SOURCE EXTRACT:
════════════════════
Thus subgenera Azaleastrum and Pentanthera needed to be disassembled, and Rhododendron, Hymenanthes and Tsutsusi correspondingly expanded. In addition to the two separate genera included under Rhododendron by Chamberlain (Ledum, Tsusiophyllum), Goetsch et al.. added Menziesia (Clade C). Despite a degree of paraphyly, the subgenus Rhododendron was otherwise untouched with regard to its three sections but four other subgenera were eliminated and one new subgenus created, leaving a total of five subgenera in all, from eight in Chamberlain's scheme. The discontinued subgenera are Pentanthera, Tsutsusi, Candidastrum and Mumeazalea, while a new subgenus was created by elevating subgenus Azaleastrum section Choniastrum to subgenus rank.

Subgenus Pentanthera (deciduous azaleas) with its four sections was dismembered by eliminating two sections and redistributing the other two between the existing subgenera in clades B (Hymenanthes) and C (Azaleastrum), although the name was retained in section Pentanthera (14 species) which was moved to subgenus Hymenanthes. Of the remaining three sections, monotypic Viscidula was discontinued by moving Rhododendron nipponicum to Tsutsusi (C), while Rhodora (2 species) was itself polyphyletic and was broken up by moving Rhododendron canadense to section Pentanthera (B) and Rhododendron vaseyi to section Sciadorhodion, which then became a new section of subgenus Azaleastrum (C).

Subgenus Tsutsusi (C) was reduced to section status retaining the name, and included in subgenus Azaleastrum. Of the three minor subgenera, all in C, two were discontinued. The single species of monotypic subgenus Candidastrum (Rhododendron albiflorum) was moved to subgenus Azaleastrum, section Sciadorhodion. Similarly the single species in monotypic subgenus Mumeazalea (Rhododendron semibarbatum) was placed in the new section Tsutsusi, subgenus Azaleastrum. Genus Menziesa (9 species) was also added to section Sciadorhodion. The remaining small subgenus Therorhodion with its two species was left intact. Thus two subgenera, Hymenanthes and Azaleastrum were expanded at the expense of four subgenera that were eliminated, although Azaleastrum lost one section (Choniastrum) as a new subgenus, since it was a distinct subclade in A. In all, Hymenanthes increased from one to two sections, while Azaleastrum, by losing one section and gaining two increased from two to three sections. (See schemata under Subgenera) (Table 1.)

Subsequent research has supported the revision by Goetsch, although has largely concentrated on further defining the phylogeny within the subdivisions. In 2011 the two species of Diplarche were also added to Rhododendron, incertae sedis.

Subdivision
This genus has been progressively subdivided into a hierarchy of subgenus, section, subsection, and species.
════════════════════
[Stored data entries]
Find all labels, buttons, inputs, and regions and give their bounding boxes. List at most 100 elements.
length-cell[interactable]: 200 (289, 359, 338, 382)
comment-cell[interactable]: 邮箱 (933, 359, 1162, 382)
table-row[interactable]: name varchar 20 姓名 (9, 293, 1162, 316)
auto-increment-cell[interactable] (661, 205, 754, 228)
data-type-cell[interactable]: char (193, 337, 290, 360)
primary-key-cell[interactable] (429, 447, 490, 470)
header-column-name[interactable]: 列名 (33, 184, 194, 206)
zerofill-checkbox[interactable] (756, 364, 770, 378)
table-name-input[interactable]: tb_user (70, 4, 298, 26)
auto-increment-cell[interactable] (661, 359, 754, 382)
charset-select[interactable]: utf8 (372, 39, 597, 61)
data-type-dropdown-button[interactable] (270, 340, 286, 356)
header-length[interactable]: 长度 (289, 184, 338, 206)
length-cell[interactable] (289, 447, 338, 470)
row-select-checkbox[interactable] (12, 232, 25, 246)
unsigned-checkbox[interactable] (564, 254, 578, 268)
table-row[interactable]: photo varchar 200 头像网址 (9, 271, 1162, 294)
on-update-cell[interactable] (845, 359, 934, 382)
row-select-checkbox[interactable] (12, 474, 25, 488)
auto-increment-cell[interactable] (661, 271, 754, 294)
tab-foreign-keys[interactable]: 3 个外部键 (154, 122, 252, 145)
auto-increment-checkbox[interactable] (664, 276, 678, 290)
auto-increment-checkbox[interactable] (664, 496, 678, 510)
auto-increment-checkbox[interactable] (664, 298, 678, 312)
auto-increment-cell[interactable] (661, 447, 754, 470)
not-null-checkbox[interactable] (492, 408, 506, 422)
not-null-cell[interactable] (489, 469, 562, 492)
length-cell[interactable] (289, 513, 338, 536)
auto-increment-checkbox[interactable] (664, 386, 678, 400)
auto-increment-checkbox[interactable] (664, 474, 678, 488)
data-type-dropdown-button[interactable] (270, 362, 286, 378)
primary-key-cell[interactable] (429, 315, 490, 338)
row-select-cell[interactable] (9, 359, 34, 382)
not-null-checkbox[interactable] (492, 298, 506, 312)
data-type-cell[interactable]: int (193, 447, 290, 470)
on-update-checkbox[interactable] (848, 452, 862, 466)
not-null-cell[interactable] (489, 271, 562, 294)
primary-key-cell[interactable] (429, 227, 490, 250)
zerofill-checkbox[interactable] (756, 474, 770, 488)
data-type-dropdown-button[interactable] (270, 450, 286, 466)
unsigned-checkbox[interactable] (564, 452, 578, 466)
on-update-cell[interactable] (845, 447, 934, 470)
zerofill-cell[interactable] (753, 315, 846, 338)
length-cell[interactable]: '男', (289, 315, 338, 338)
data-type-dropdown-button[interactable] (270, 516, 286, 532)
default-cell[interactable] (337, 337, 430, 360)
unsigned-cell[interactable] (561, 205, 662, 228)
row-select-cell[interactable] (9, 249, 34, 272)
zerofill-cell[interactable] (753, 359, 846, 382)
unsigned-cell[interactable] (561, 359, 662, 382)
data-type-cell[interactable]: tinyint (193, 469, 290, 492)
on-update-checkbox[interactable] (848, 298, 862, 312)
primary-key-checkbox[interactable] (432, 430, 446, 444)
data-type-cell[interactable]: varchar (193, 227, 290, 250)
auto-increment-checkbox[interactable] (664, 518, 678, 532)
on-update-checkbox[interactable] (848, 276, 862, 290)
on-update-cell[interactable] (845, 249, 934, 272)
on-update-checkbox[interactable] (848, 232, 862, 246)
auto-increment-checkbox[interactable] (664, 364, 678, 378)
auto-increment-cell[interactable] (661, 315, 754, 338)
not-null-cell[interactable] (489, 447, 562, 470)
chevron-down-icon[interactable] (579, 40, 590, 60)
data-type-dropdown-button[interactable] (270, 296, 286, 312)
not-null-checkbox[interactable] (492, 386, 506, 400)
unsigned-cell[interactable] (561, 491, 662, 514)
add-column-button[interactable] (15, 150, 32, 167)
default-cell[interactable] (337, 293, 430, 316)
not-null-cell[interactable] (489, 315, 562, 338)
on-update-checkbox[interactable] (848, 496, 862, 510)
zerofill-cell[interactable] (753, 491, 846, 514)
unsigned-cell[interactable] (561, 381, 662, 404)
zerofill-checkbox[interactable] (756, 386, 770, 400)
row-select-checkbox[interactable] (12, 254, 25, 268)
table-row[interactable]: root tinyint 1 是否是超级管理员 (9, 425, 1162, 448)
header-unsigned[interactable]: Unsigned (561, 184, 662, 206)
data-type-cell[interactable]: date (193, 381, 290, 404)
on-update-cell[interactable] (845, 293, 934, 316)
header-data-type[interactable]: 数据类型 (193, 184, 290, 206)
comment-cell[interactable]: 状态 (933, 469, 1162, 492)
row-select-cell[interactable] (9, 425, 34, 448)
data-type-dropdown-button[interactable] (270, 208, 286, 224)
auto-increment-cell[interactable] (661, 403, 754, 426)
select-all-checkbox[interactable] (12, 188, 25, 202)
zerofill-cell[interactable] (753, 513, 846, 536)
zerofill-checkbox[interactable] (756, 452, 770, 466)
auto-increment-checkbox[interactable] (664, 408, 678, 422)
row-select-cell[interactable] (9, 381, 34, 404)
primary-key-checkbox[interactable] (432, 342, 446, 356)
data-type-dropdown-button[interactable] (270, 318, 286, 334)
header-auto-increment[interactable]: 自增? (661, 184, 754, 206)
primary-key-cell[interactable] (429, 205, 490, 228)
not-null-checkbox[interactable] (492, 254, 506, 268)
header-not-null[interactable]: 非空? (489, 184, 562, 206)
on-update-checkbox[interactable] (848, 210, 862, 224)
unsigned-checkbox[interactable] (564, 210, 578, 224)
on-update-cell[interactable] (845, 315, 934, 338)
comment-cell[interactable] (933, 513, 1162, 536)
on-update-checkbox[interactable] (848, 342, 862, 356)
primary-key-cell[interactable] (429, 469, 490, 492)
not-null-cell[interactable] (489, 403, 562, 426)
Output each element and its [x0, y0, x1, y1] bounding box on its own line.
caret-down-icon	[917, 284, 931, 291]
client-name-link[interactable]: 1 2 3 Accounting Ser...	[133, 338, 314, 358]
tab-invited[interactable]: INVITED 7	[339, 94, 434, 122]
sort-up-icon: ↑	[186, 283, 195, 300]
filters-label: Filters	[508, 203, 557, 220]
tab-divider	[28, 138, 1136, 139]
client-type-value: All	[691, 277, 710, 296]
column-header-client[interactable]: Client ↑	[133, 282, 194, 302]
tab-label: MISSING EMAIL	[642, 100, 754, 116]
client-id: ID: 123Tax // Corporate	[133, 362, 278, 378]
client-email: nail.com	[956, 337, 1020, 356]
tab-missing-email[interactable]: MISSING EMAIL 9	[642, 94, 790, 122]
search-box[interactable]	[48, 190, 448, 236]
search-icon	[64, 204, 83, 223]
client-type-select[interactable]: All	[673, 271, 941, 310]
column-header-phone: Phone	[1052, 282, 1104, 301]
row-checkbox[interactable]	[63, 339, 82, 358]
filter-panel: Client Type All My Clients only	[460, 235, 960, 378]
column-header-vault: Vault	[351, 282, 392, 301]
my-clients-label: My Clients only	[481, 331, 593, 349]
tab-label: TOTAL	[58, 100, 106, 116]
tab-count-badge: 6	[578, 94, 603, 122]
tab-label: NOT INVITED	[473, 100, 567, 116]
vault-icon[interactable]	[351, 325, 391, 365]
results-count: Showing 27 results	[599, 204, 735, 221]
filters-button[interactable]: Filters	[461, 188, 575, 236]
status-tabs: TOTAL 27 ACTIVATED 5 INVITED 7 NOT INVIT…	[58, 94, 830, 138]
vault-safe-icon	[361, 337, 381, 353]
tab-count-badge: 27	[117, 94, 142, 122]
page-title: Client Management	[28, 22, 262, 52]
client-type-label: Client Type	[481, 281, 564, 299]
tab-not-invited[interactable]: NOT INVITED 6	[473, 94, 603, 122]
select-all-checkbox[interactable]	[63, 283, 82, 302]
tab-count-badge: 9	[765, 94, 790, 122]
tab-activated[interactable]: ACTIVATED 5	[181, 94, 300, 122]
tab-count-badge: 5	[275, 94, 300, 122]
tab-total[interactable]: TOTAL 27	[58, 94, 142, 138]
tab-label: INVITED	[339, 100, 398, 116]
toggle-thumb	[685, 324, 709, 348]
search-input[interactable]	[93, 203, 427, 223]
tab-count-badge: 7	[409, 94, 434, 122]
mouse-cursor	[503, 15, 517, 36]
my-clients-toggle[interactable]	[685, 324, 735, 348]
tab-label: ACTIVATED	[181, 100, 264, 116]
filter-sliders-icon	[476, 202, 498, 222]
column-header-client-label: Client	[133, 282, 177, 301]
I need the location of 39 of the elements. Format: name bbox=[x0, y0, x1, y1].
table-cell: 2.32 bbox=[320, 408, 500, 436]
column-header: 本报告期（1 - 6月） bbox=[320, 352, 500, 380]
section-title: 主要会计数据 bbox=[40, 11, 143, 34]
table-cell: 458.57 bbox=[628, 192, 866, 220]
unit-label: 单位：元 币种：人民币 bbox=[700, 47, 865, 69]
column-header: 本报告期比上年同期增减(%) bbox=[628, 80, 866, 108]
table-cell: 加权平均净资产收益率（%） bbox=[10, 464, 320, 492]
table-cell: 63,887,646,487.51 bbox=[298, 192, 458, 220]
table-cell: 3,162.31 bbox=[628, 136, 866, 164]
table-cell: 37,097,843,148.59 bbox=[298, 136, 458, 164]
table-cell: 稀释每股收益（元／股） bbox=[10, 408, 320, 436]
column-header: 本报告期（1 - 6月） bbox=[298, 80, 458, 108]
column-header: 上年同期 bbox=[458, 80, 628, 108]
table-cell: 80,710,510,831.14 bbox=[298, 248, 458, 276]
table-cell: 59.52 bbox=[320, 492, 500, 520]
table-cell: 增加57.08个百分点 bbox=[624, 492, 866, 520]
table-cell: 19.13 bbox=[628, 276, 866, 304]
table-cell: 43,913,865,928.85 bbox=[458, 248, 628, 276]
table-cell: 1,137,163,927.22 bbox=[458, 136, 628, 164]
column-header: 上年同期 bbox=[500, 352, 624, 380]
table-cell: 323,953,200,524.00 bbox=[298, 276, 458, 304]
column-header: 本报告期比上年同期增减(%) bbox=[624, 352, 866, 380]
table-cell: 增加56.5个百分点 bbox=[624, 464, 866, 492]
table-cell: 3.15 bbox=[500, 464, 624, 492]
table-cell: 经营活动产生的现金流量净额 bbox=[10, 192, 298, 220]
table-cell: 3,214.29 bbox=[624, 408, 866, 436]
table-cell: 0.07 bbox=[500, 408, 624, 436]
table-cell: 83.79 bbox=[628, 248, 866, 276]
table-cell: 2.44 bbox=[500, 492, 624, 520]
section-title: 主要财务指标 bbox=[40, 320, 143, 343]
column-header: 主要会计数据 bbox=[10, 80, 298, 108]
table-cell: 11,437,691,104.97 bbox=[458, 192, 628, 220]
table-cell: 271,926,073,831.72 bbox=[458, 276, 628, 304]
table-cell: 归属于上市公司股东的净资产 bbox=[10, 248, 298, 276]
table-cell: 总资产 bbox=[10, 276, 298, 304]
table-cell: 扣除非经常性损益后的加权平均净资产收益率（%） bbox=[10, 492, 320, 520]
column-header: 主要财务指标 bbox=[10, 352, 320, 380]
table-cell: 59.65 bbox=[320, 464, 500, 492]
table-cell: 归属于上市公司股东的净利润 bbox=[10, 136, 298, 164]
════════════════════
Transcribe the part of the Rhododendron classification passage from "Subsequent research has" up to and including "subsection, and species.".

Subsequent research has supported the revision by Goetsch, although has largely concentrated on further defining the phylogeny within the subdivisions. In 2011 the two species of Diplarche were also added to Rhododendron, incertae sedis.

Subdivision
This genus has been progressively subdivided into a hierarchy of subgenus, section, subsection, and species.